### Your instructions
Figure out how many lines of the material below contain the word "level". Answer with the number only.

### Given records
◆ ◆ ◆
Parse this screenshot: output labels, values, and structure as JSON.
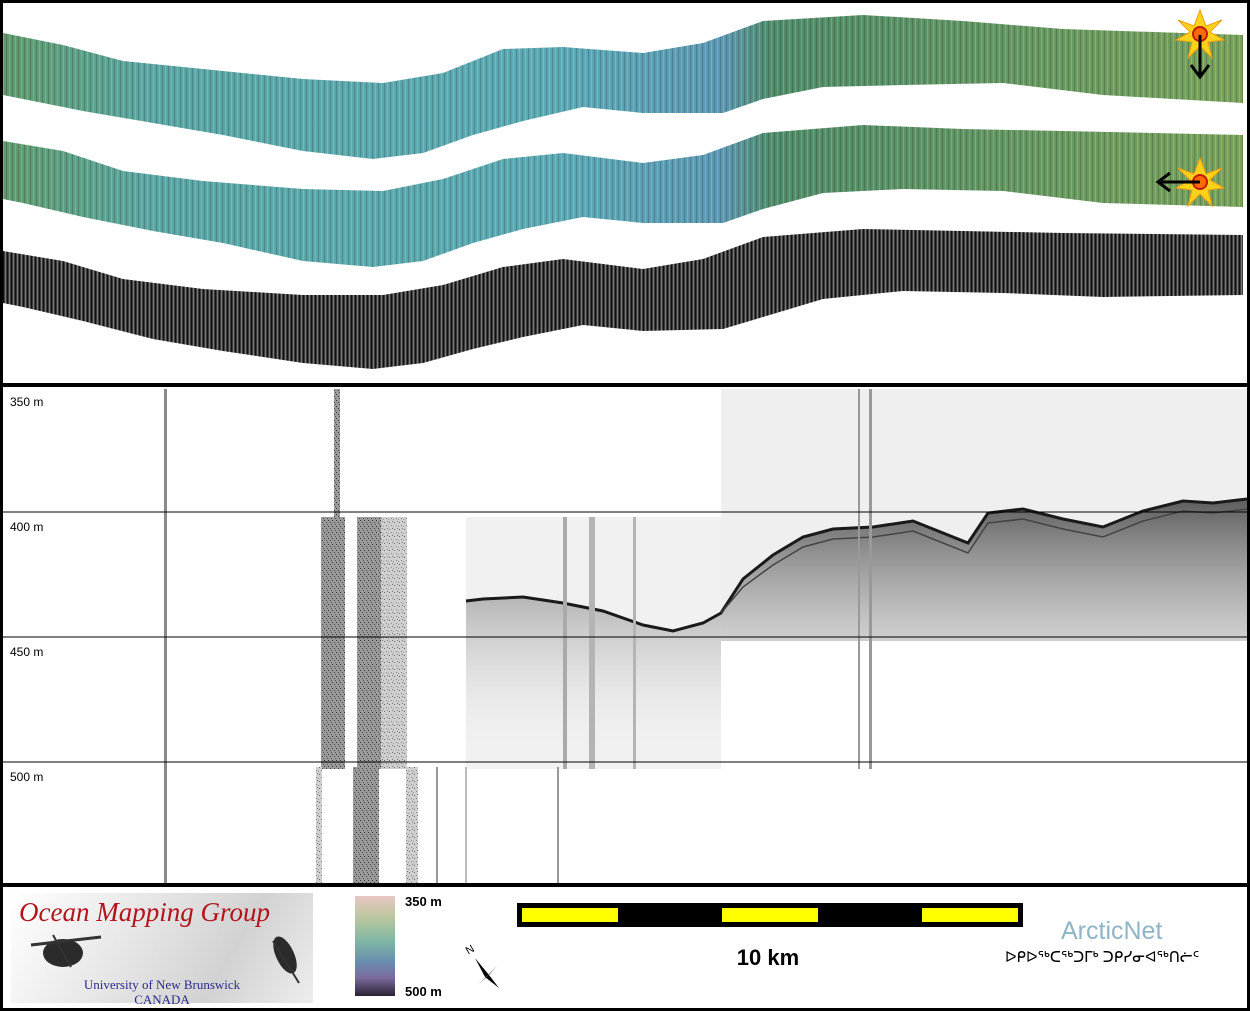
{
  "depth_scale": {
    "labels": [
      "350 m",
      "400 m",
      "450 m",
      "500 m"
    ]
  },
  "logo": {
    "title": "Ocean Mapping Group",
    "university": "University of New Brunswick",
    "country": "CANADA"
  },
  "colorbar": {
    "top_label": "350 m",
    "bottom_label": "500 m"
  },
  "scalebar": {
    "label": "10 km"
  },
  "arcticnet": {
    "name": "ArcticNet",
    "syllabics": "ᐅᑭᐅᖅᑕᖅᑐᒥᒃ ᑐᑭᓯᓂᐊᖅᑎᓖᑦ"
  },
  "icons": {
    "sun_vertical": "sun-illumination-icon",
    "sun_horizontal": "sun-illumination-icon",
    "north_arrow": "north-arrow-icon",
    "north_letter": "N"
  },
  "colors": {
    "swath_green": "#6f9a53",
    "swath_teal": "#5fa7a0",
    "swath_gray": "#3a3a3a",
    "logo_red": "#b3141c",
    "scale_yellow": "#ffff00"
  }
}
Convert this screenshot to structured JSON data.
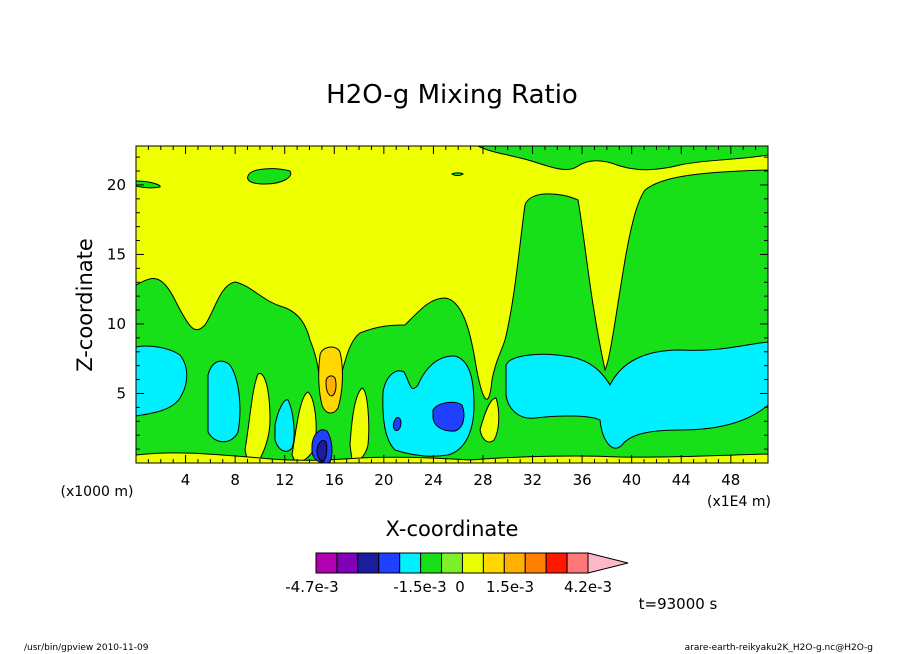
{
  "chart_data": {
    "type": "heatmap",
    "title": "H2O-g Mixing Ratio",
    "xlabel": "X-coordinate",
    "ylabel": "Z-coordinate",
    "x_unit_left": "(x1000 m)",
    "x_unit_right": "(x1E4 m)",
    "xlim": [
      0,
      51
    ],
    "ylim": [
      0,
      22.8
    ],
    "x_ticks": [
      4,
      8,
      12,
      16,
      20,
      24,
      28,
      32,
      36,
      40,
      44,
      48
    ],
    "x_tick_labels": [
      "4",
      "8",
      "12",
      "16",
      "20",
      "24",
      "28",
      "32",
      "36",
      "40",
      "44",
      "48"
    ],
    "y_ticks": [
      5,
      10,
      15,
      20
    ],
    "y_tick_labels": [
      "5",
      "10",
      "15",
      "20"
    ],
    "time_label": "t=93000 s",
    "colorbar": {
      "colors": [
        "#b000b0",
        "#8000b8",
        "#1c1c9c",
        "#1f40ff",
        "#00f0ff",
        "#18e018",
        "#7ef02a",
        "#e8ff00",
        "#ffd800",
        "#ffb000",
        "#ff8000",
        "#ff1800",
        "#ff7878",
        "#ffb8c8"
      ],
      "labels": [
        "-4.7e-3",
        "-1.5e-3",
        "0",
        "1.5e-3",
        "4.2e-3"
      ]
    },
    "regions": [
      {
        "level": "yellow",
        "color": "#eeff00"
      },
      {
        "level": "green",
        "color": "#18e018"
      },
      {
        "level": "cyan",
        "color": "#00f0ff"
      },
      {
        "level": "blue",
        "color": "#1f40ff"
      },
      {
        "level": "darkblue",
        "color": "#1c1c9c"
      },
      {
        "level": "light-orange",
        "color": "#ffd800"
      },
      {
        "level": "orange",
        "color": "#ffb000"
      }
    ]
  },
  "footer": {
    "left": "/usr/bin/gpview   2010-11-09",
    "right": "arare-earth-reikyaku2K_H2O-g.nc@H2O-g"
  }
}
◆ ◆ ◆
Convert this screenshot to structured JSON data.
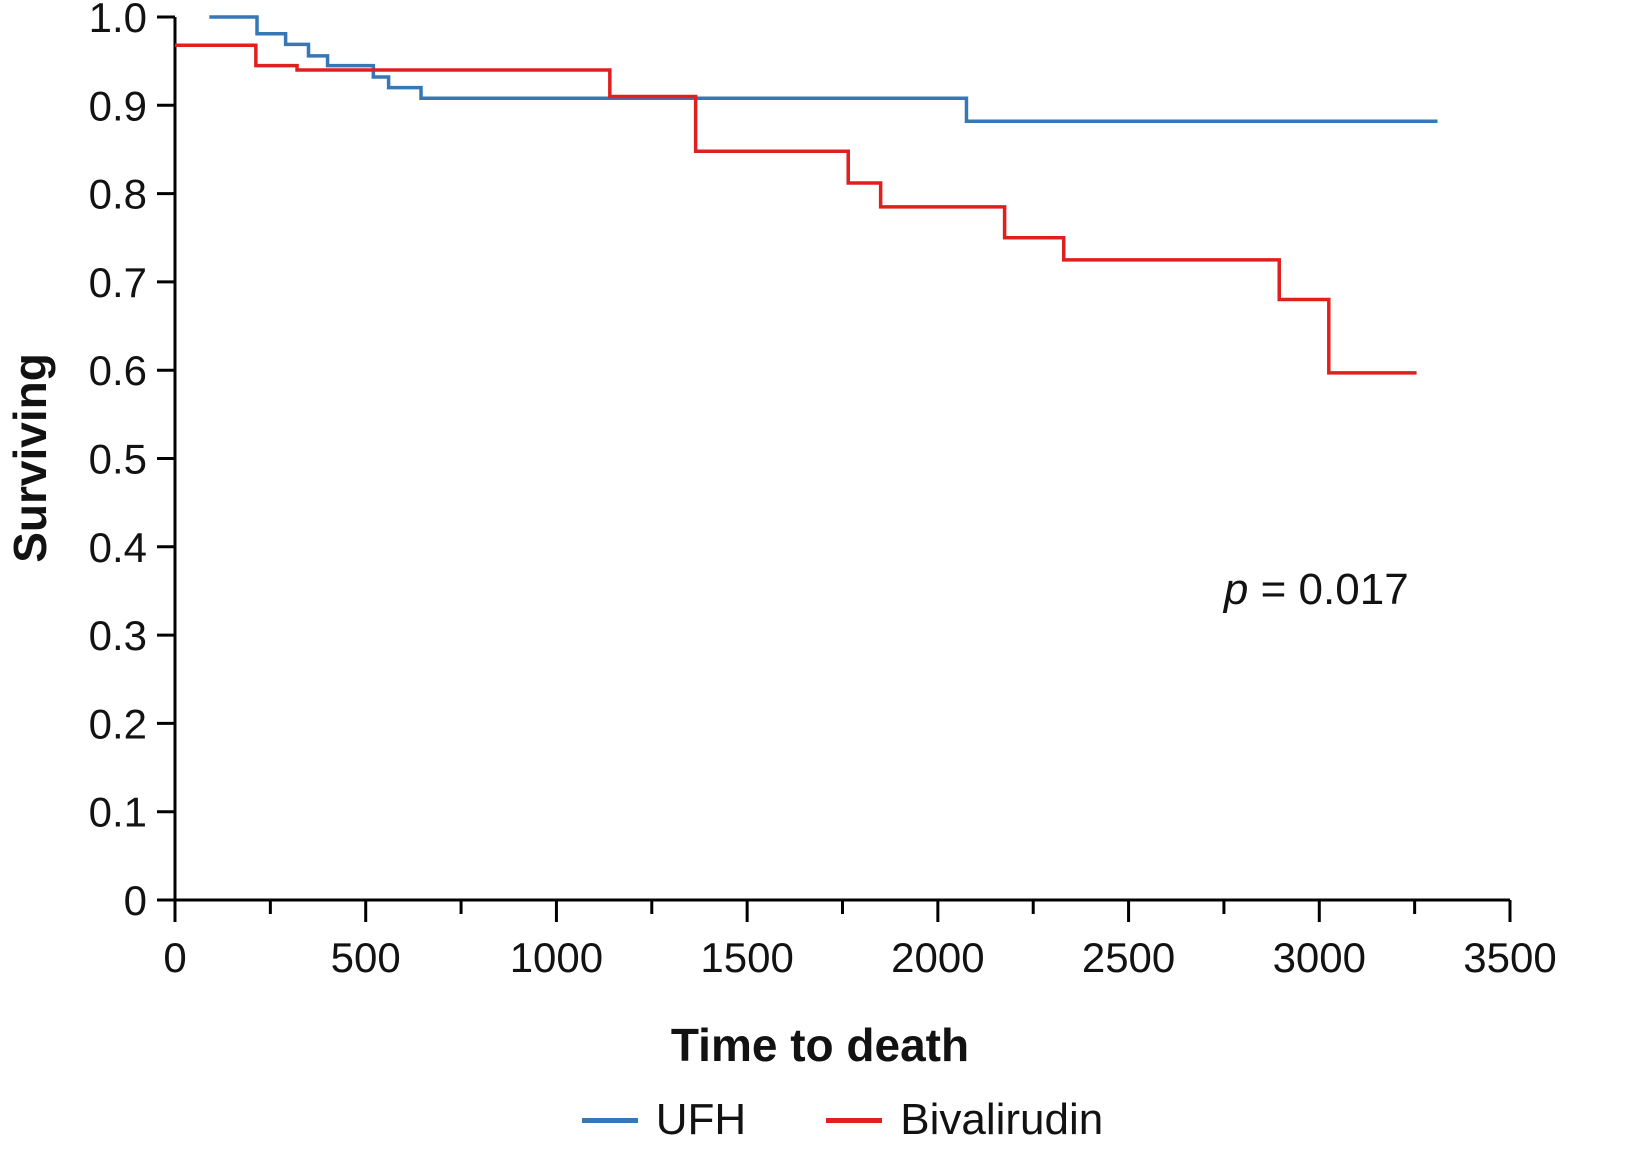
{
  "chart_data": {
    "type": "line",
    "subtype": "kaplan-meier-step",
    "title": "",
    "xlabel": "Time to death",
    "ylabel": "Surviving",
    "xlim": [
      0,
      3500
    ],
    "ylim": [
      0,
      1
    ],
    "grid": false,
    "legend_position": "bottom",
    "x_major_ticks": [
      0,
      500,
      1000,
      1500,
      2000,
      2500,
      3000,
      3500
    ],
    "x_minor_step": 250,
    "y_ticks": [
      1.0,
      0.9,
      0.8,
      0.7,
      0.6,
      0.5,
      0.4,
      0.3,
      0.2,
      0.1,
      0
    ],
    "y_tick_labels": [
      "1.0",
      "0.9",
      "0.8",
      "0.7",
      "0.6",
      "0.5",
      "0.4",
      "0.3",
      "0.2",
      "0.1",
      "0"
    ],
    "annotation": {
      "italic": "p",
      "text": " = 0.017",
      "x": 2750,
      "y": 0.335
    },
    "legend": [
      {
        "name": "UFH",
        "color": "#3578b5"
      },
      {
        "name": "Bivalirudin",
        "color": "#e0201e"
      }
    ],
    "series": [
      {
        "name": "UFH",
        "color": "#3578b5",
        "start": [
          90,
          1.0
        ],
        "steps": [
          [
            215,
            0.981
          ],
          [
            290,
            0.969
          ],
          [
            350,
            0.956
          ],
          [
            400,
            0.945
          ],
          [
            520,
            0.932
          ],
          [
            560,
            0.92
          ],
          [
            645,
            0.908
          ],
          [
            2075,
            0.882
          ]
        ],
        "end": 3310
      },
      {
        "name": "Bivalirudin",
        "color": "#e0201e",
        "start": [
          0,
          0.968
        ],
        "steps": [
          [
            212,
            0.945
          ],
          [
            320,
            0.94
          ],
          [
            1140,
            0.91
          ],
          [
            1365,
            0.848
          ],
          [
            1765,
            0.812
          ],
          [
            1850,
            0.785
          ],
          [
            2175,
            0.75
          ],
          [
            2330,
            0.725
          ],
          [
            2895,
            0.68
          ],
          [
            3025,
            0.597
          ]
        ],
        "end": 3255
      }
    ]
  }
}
◆ ◆ ◆
### Complete response
7